— BEGIN Excerpt —
Input: arr[] = {1, 3, 6}, x = 3
Output: 0
New array is [3, 3, 3] or [4, 4, 4].

Input: arr[] = {0, 10}, x = 2
Output: 6
New array is [2, 8] i.e add 2 to a[0] and subtract -2 from a[1].

Approach: Let A be the original array. Towards trying to minimize max(A) – min(A), let’s try to minimize max(A) and maximize min(A) separately.

The smallest possible value of max(A) is max(A) – K, as the value max(A) cannot go lower. Similarly, the largest possible value of min(A) is min(A) + K. So the quantity max(A) – min(A) is at least ans = (max(A) – K) – (min(A) + K).

We can attain this value, by the following modifications 

  • If A[i] <= min(A) + K, then A[i] = min(A) + K
  • Else, if A[i] >= max(A) – K, then A[i] = max(A) – K

If ans < 0, the best answer we could have is ans = 0, also using the same modification. 

Below is the implementation of above approach. 

C++

// C++ program to find the minimum difference.
#include <bits/stdc++.h>
using namespace std;
 
// Function to return required minimum difference
int minDiff(int n, int x, int A[])
{
    int mn = A[0], mx = A[0];
 
    // finding minimum and maximum values
    for (int i = 0; i < n; ++i) {
        mn = min(mn, A[i]);
        mx = max(mx, A[i]);
    }
 
    // returning minimum possible difference
    return max(0, mx - mn - 2 * x);
}
 
// Driver program
int main()
{
 
    int n = 3, x = 3;
    int A[] = { 1, 3, 6 };
 
    // function to return the answer
    cout << minDiff(n, x, A);
 
    return 0;
}

                    

Java

// Java program to find the minimum difference.
 
import java.util.*;
class GFG
{
     
    // Function to return required minimum difference
    static int minDiff(int n, int x, int A[])
    {
        int mn = A[0], mx = A[0];
     
        // finding minimum and maximum values
        for (int i = 0; i < n; ++i) {
            mn = Math.min(mn, A[i]);
            mx = Math.max(mx, A[i]);
        }
     
        // returning minimum possible difference
        return Math.max(0, mx - mn - 2 * x);
    }
     
    // Driver program
    public static void main(String []args)
— END Excerpt —
— BEGIN Information provided —
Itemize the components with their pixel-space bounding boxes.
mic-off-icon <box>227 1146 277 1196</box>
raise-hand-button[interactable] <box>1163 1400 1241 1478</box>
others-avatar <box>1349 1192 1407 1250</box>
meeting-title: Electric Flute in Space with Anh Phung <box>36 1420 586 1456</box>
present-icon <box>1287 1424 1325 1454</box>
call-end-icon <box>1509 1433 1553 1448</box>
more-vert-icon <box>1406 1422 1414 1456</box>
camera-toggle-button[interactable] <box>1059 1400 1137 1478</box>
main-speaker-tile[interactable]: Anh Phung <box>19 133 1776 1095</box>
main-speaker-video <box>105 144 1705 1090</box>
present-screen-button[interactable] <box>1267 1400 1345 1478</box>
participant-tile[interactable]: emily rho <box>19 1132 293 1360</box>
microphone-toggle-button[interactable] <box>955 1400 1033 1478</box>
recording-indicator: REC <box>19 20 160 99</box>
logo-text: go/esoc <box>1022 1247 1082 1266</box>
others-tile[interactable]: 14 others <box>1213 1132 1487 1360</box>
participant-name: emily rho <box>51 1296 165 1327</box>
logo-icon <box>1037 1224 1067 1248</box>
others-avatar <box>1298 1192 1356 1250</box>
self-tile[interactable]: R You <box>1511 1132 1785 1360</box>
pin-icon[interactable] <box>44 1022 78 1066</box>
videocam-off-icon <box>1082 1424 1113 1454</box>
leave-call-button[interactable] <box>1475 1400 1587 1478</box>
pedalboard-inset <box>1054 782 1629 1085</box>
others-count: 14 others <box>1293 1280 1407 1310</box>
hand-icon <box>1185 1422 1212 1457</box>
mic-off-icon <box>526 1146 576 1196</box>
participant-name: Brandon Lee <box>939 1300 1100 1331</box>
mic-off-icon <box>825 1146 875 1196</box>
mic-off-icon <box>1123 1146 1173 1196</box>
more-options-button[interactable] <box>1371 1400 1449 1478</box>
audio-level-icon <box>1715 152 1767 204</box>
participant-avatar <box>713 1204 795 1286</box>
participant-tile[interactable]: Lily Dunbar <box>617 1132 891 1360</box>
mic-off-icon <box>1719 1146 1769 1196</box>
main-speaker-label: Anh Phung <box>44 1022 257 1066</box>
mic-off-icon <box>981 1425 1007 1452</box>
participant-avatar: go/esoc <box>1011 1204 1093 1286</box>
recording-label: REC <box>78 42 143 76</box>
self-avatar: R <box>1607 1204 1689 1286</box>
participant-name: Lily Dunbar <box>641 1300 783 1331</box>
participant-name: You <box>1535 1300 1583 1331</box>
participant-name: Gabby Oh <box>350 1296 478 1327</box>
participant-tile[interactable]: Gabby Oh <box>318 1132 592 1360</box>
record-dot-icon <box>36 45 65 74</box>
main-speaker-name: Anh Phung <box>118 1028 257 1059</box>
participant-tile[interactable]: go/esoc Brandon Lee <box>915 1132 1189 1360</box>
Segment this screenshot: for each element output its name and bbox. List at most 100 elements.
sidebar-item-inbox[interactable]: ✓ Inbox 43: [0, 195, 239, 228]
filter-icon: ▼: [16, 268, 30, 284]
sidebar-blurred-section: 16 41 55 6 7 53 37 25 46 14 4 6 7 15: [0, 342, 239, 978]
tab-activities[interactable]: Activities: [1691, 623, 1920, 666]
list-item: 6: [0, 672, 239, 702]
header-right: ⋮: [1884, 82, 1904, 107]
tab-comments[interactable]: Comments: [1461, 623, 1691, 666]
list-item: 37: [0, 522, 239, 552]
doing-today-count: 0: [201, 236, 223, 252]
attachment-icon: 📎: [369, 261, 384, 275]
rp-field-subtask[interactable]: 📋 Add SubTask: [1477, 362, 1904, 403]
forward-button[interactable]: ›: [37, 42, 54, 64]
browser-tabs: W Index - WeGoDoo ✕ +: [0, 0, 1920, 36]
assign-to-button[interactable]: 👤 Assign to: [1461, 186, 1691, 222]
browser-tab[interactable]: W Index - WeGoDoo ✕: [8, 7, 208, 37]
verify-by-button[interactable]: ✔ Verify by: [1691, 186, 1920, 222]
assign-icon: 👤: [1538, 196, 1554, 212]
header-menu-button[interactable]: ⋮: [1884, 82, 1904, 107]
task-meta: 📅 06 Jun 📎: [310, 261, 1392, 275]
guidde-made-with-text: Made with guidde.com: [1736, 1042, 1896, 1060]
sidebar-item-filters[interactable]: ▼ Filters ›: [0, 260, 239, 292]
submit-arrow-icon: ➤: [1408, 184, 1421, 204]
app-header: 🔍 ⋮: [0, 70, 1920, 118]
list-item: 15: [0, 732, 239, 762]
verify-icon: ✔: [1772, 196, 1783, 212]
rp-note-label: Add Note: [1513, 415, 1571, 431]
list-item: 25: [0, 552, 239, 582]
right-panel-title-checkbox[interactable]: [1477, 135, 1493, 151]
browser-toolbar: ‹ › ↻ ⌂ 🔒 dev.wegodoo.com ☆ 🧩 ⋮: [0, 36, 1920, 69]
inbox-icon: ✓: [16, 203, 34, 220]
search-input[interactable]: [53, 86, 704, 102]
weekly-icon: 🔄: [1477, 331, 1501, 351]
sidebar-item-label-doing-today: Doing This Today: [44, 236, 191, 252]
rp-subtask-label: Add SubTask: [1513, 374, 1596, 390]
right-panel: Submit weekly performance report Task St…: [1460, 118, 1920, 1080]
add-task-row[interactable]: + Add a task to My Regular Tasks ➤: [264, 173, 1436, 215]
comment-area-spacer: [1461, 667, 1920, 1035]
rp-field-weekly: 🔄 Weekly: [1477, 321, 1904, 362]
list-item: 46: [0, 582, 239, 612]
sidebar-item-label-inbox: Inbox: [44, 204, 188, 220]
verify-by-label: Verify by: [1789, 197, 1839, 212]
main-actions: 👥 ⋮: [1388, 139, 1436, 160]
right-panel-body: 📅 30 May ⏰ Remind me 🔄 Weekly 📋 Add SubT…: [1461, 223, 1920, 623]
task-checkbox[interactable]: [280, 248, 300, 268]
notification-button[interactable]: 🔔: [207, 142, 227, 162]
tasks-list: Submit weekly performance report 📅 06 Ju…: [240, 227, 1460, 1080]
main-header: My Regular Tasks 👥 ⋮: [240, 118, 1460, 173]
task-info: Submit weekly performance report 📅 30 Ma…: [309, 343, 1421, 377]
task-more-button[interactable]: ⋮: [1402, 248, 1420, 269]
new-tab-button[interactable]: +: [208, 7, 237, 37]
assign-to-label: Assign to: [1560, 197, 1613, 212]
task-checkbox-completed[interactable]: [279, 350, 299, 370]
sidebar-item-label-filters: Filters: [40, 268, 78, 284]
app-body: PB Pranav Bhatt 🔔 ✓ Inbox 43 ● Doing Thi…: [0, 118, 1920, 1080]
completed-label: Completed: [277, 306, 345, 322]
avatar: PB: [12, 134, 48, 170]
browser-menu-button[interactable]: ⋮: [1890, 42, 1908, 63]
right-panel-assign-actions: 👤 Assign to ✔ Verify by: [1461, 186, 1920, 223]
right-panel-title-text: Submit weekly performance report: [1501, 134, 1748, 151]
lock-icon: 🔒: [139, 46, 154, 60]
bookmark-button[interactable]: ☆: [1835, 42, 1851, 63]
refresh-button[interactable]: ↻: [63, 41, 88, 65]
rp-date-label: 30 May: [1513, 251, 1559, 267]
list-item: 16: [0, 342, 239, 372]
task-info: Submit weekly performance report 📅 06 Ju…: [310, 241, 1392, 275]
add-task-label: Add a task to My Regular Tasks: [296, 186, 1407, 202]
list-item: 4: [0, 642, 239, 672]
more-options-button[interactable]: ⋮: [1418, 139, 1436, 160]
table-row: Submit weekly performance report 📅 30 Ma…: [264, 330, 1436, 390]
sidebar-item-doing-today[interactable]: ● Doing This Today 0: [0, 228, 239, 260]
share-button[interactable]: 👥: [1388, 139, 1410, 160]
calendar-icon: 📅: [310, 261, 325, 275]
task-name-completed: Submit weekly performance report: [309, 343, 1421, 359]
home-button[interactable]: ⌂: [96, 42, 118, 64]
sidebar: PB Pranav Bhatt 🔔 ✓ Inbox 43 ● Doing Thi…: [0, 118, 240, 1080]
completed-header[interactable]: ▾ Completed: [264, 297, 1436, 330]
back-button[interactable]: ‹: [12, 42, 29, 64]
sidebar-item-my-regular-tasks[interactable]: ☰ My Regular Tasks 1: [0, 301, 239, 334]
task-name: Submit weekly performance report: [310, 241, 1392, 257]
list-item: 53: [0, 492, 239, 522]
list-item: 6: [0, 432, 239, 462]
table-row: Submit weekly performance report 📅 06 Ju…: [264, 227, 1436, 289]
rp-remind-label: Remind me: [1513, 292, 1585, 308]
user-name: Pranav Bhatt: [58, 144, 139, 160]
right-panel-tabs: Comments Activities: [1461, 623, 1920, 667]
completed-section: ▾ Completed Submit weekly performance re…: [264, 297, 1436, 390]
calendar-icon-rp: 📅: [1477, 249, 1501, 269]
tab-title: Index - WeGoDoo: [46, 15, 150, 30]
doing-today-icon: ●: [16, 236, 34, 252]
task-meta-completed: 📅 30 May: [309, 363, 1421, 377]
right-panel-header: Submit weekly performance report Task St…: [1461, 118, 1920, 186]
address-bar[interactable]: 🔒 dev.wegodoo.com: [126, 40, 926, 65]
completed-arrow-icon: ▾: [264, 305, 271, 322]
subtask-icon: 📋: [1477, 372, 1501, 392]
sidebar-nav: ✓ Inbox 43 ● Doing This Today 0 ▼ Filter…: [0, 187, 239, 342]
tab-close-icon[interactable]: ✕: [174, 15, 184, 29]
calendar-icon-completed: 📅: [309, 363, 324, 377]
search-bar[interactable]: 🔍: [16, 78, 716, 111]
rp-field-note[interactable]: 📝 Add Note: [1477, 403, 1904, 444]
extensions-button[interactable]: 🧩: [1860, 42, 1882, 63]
— END Information provided —
Work required
Carry the excerpt on minimizing an array's max-min difference forward from the point where it stops. The records were drawn from a different source than the excerpt on minimizing an array's max-min difference.

Task answer
    {
     
        int n = 3, x = 3;
        int A[] = { 1, 3, 6 };
     
        // function to return the answer
        System.out.println(minDiff(n, x, A));
     
         
    }
 
}
 
// This code is contributed by ihritik

                    

Python3

# Python program to find the minimum difference.
 
     
# Function to return required minimum difference
def minDiff( n,  x,  A):
  
    mn =  A[0]
    mx =  A[0]
 
    # finding minimum and maximum values
    for i in range(0,n):
         mn = min( mn,  A[ i])
         mx = max( mx,  A[ i])
      
 
    # returning minimum possible difference
    return max(0,  mx -  mn - 2 *  x)
  
     
# Driver program
 
n = 3
x = 3
A = [1, 3, 6 ]
 
# function to return the answer
print(minDiff( n,  x,  A))
 
# This code is contributed by ihritik

                    

C#

// C# program to find the minimum difference.
 
using System;
class GFG
{
     
    // Function to return required minimum difference
    static int minDiff(int n, int x, int []A)
    {
        int mn = A[0], mx = A[0];
     
        // finding minimum and maximum values
        for (int i = 0; i < n; ++i) {
            mn = Math.Min(mn, A[i]);
            mx = Math.Max(mx, A[i]);
        }
     
        // returning minimum possible difference
        return Math.Max(0, mx - mn - 2 * x);
    }
     
    // Driver program
    public static void Main()
    {
     
        int n = 3, x = 3;
        int []A = { 1, 3, 6 };
     
        // function to return the answer
        Console.WriteLine(minDiff(n, x, A));
            
    }
}
 
// This code is contributed by ihritik

                    

PHP

<?php
 
// PHP program to find the minimum difference.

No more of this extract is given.